- WRITTEN PROBLEM -
In the records below, find each line containing the word "Rdzeń" and copy it.

- MATERIAL -

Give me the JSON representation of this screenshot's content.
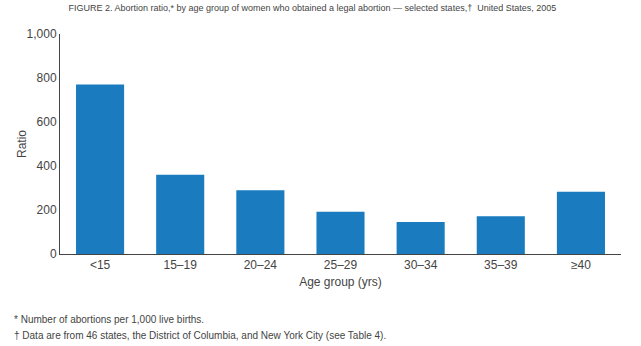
{
  "chart_data": {
    "type": "bar",
    "title": "FIGURE 2. Abortion ratio,* by age group of women who obtained a legal abortion — selected states,†  United States, 2005",
    "xlabel": "Age group (yrs)",
    "ylabel": "Ratio",
    "categories": [
      "<15",
      "15–19",
      "20–24",
      "25–29",
      "30–34",
      "35–39",
      "≥40"
    ],
    "values": [
      770,
      360,
      290,
      192,
      145,
      172,
      283
    ],
    "color": "#1a7bbf",
    "ylim": [
      0,
      1000
    ],
    "yticks": [
      0,
      200,
      400,
      600,
      800,
      {
        "value": 1000,
        "label": "1,000"
      }
    ],
    "grid": false,
    "annotations": [
      "* Number of abortions per 1,000 live births.",
      "† Data are from 46 states, the District of Columbia, and New York City (see Table 4)."
    ]
  }
}
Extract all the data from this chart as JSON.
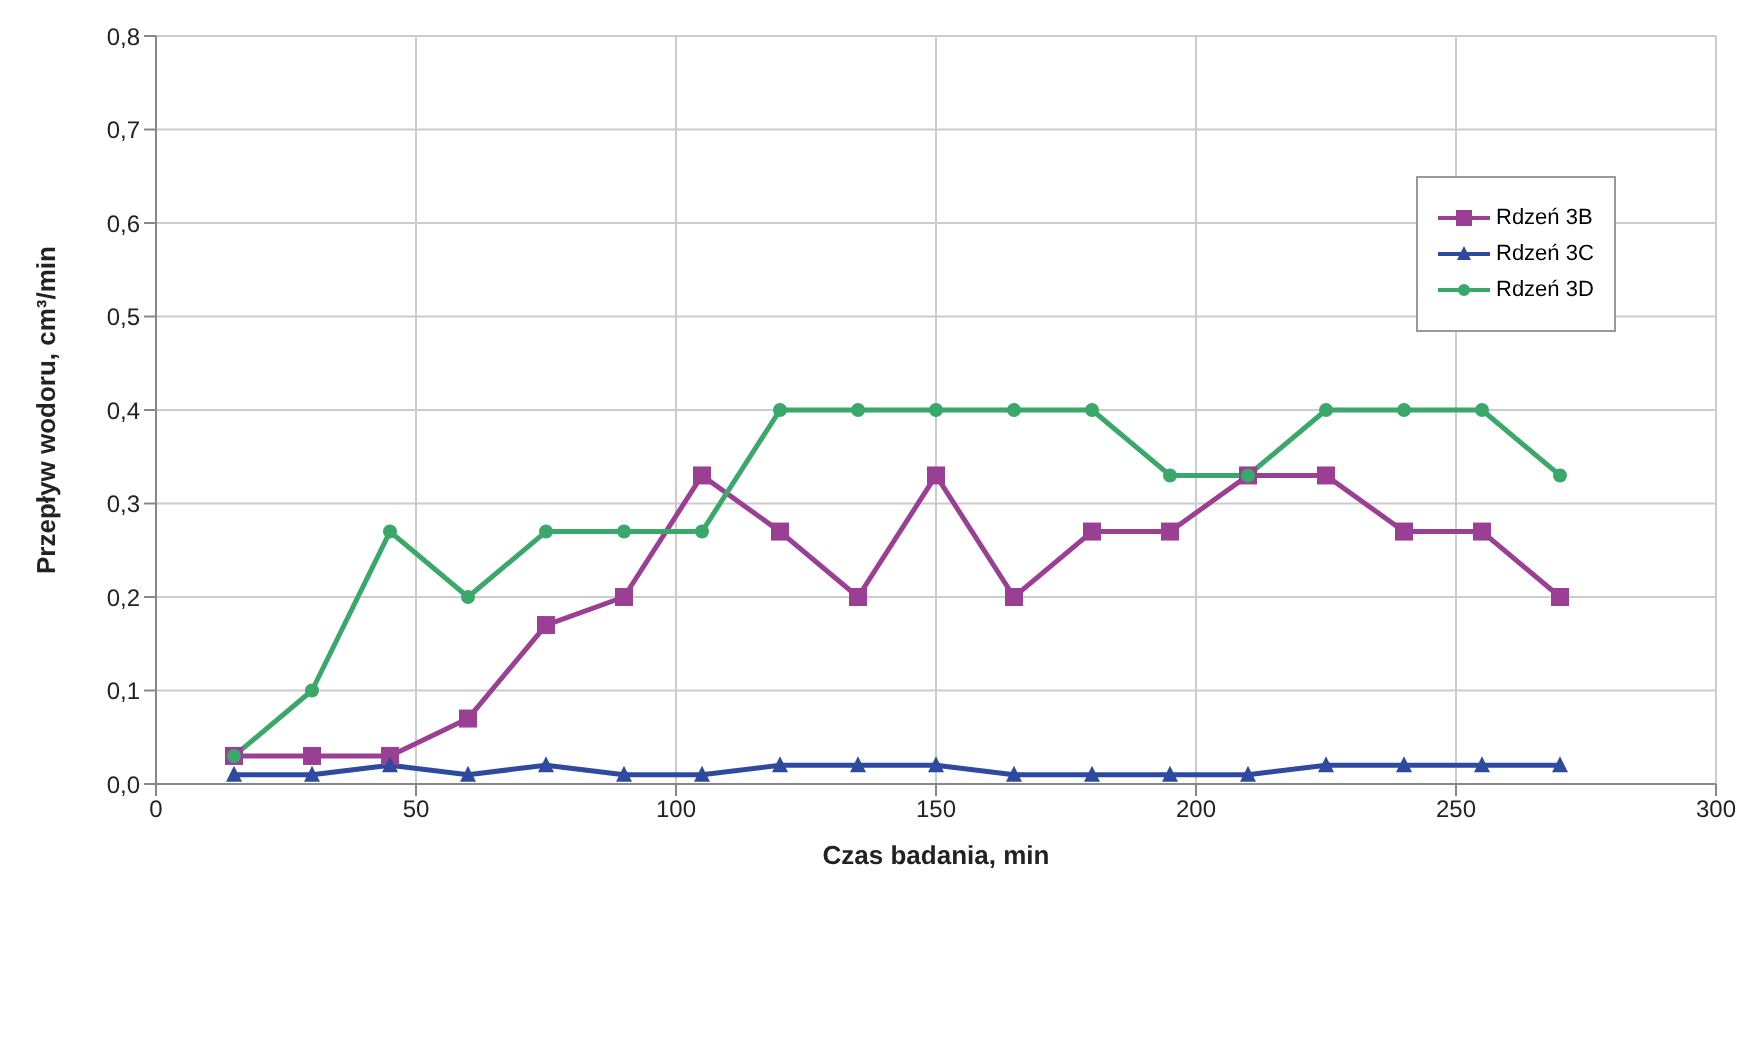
{
  "chart_data": {
    "type": "line",
    "xlabel": "Czas badania, min",
    "ylabel": "Przepływ wodoru, cm³/min",
    "x": [
      15,
      30,
      45,
      60,
      75,
      90,
      105,
      120,
      135,
      150,
      165,
      180,
      195,
      210,
      225,
      240,
      255,
      270
    ],
    "series": [
      {
        "name": "Rdzeń 3B",
        "color": "#9b3f94",
        "marker": "square",
        "values": [
          0.03,
          0.03,
          0.03,
          0.07,
          0.17,
          0.2,
          0.33,
          0.27,
          0.2,
          0.33,
          0.2,
          0.27,
          0.27,
          0.33,
          0.33,
          0.27,
          0.27,
          0.2
        ]
      },
      {
        "name": "Rdzeń 3C",
        "color": "#2e4a9e",
        "marker": "triangle",
        "values": [
          0.01,
          0.01,
          0.02,
          0.01,
          0.02,
          0.01,
          0.01,
          0.02,
          0.02,
          0.02,
          0.01,
          0.01,
          0.01,
          0.01,
          0.02,
          0.02,
          0.02,
          0.02
        ]
      },
      {
        "name": "Rdzeń 3D",
        "color": "#3aa86b",
        "marker": "circle",
        "values": [
          0.03,
          0.1,
          0.27,
          0.2,
          0.27,
          0.27,
          0.27,
          0.4,
          0.4,
          0.4,
          0.4,
          0.4,
          0.33,
          0.33,
          0.4,
          0.4,
          0.4,
          0.33
        ]
      }
    ],
    "xlim": [
      0,
      300
    ],
    "xticks": [
      0,
      50,
      100,
      150,
      200,
      250,
      300
    ],
    "ylim": [
      0,
      0.8
    ],
    "yticks": [
      {
        "value": 0,
        "label": "0,0"
      },
      {
        "value": 0.1,
        "label": "0,1"
      },
      {
        "value": 0.2,
        "label": "0,2"
      },
      {
        "value": 0.3,
        "label": "0,3"
      },
      {
        "value": 0.4,
        "label": "0,4"
      },
      {
        "value": 0.5,
        "label": "0,5"
      },
      {
        "value": 0.6,
        "label": "0,6"
      },
      {
        "value": 0.7,
        "label": "0,7"
      },
      {
        "value": 0.8,
        "label": "0,8"
      }
    ],
    "grid": true,
    "legend": "top right",
    "line_style": "solid"
  }
}
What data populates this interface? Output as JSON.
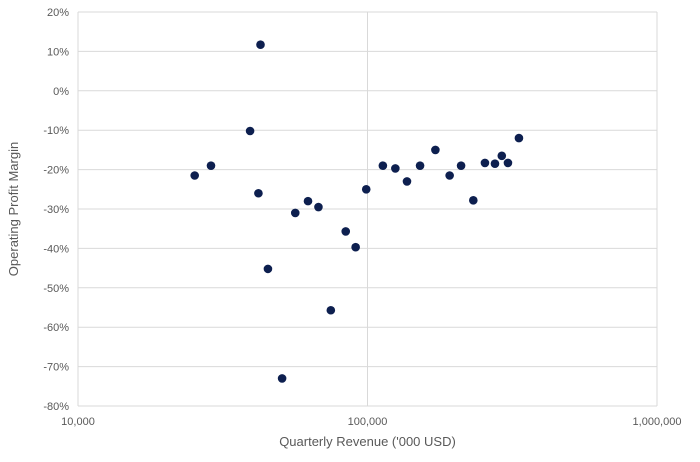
{
  "chart_data": {
    "type": "scatter",
    "title": "",
    "xlabel": "Quarterly Revenue ('000 USD)",
    "ylabel": "Operating Profit Margin",
    "x_scale": "log",
    "xlim": [
      10000,
      1000000
    ],
    "ylim": [
      -0.8,
      0.2
    ],
    "x_ticks": [
      {
        "value": 10000,
        "label": "10,000"
      },
      {
        "value": 100000,
        "label": "100,000"
      },
      {
        "value": 1000000,
        "label": "1,000,000"
      }
    ],
    "y_ticks": [
      {
        "value": 0.2,
        "label": "20%"
      },
      {
        "value": 0.1,
        "label": "10%"
      },
      {
        "value": 0.0,
        "label": "0%"
      },
      {
        "value": -0.1,
        "label": "-10%"
      },
      {
        "value": -0.2,
        "label": "-20%"
      },
      {
        "value": -0.3,
        "label": "-30%"
      },
      {
        "value": -0.4,
        "label": "-40%"
      },
      {
        "value": -0.5,
        "label": "-50%"
      },
      {
        "value": -0.6,
        "label": "-60%"
      },
      {
        "value": -0.7,
        "label": "-70%"
      },
      {
        "value": -0.8,
        "label": "-80%"
      }
    ],
    "grid": true,
    "marker_color": "#0d1f4f",
    "points": [
      {
        "x": 25300,
        "y": -0.215
      },
      {
        "x": 28800,
        "y": -0.19
      },
      {
        "x": 39300,
        "y": -0.102
      },
      {
        "x": 42000,
        "y": -0.26
      },
      {
        "x": 42700,
        "y": 0.117
      },
      {
        "x": 45300,
        "y": -0.452
      },
      {
        "x": 50700,
        "y": -0.73
      },
      {
        "x": 56300,
        "y": -0.31
      },
      {
        "x": 62300,
        "y": -0.28
      },
      {
        "x": 67700,
        "y": -0.295
      },
      {
        "x": 74700,
        "y": -0.557
      },
      {
        "x": 84100,
        "y": -0.357
      },
      {
        "x": 91000,
        "y": -0.397
      },
      {
        "x": 99000,
        "y": -0.25
      },
      {
        "x": 113000,
        "y": -0.19
      },
      {
        "x": 124800,
        "y": -0.197
      },
      {
        "x": 136900,
        "y": -0.23
      },
      {
        "x": 151900,
        "y": -0.19
      },
      {
        "x": 171600,
        "y": -0.15
      },
      {
        "x": 192200,
        "y": -0.215
      },
      {
        "x": 210500,
        "y": -0.19
      },
      {
        "x": 232000,
        "y": -0.278
      },
      {
        "x": 254500,
        "y": -0.183
      },
      {
        "x": 275600,
        "y": -0.185
      },
      {
        "x": 291000,
        "y": -0.165
      },
      {
        "x": 305600,
        "y": -0.183
      },
      {
        "x": 333500,
        "y": -0.12
      }
    ]
  }
}
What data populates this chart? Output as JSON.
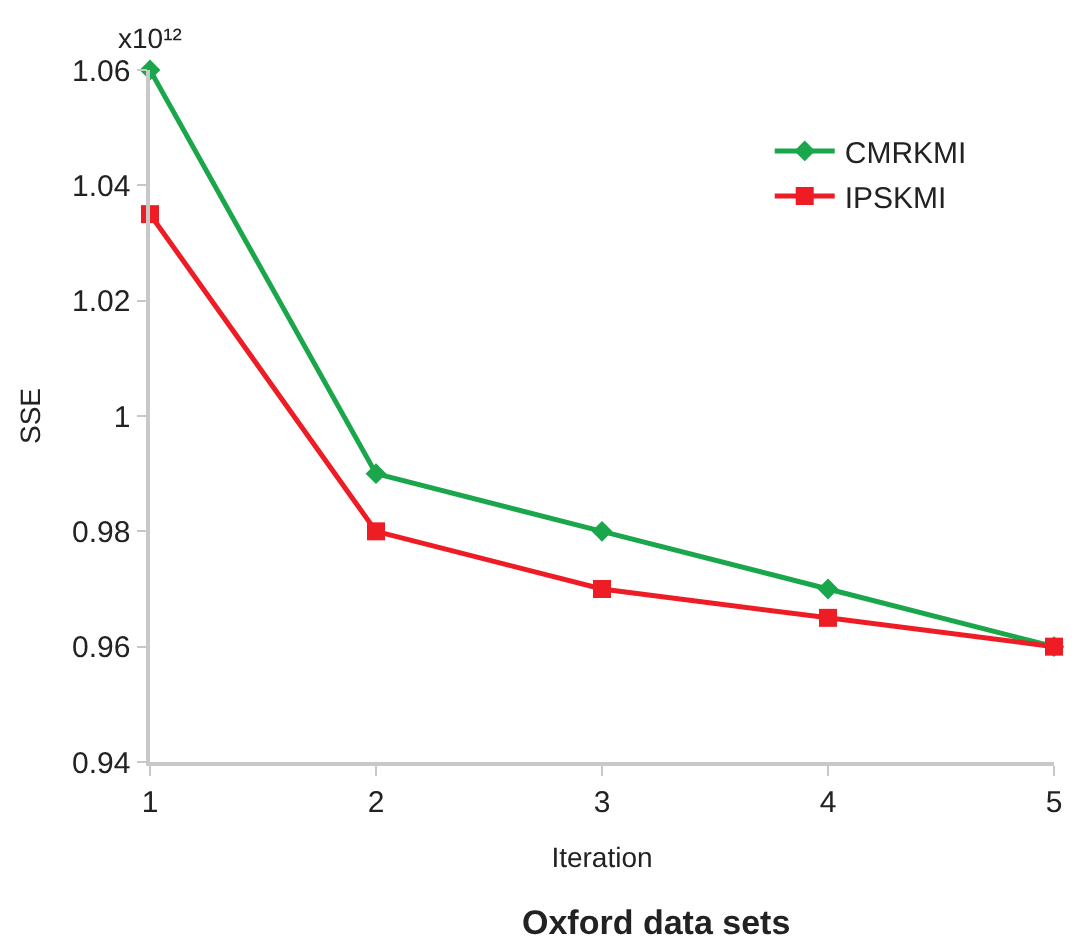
{
  "chart_data": {
    "type": "line",
    "title": "Oxford data sets",
    "xlabel": "Iteration",
    "ylabel": "SSE",
    "annotations": [
      "x10¹²"
    ],
    "x": [
      1,
      2,
      3,
      4,
      5
    ],
    "series": [
      {
        "name": "CMRKMI",
        "color": "#1aa64a",
        "marker": "diamond",
        "values": [
          1.06,
          0.99,
          0.98,
          0.97,
          0.96
        ]
      },
      {
        "name": "IPSKMI",
        "color": "#ee1c25",
        "marker": "square",
        "values": [
          1.035,
          0.98,
          0.97,
          0.965,
          0.96
        ]
      }
    ],
    "xlim": [
      1,
      5
    ],
    "xticks": [
      1,
      2,
      3,
      4,
      5
    ],
    "ylim": [
      0.94,
      1.06
    ],
    "yticks": [
      0.94,
      0.96,
      0.98,
      1,
      1.02,
      1.04,
      1.06
    ],
    "legend": "top right",
    "line_style": "solid"
  }
}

- WORKED ANSWER -
        "name": "Rdzeń 3B",
        "name": "Rdzeń 3C",
        "name": "Rdzeń 3D",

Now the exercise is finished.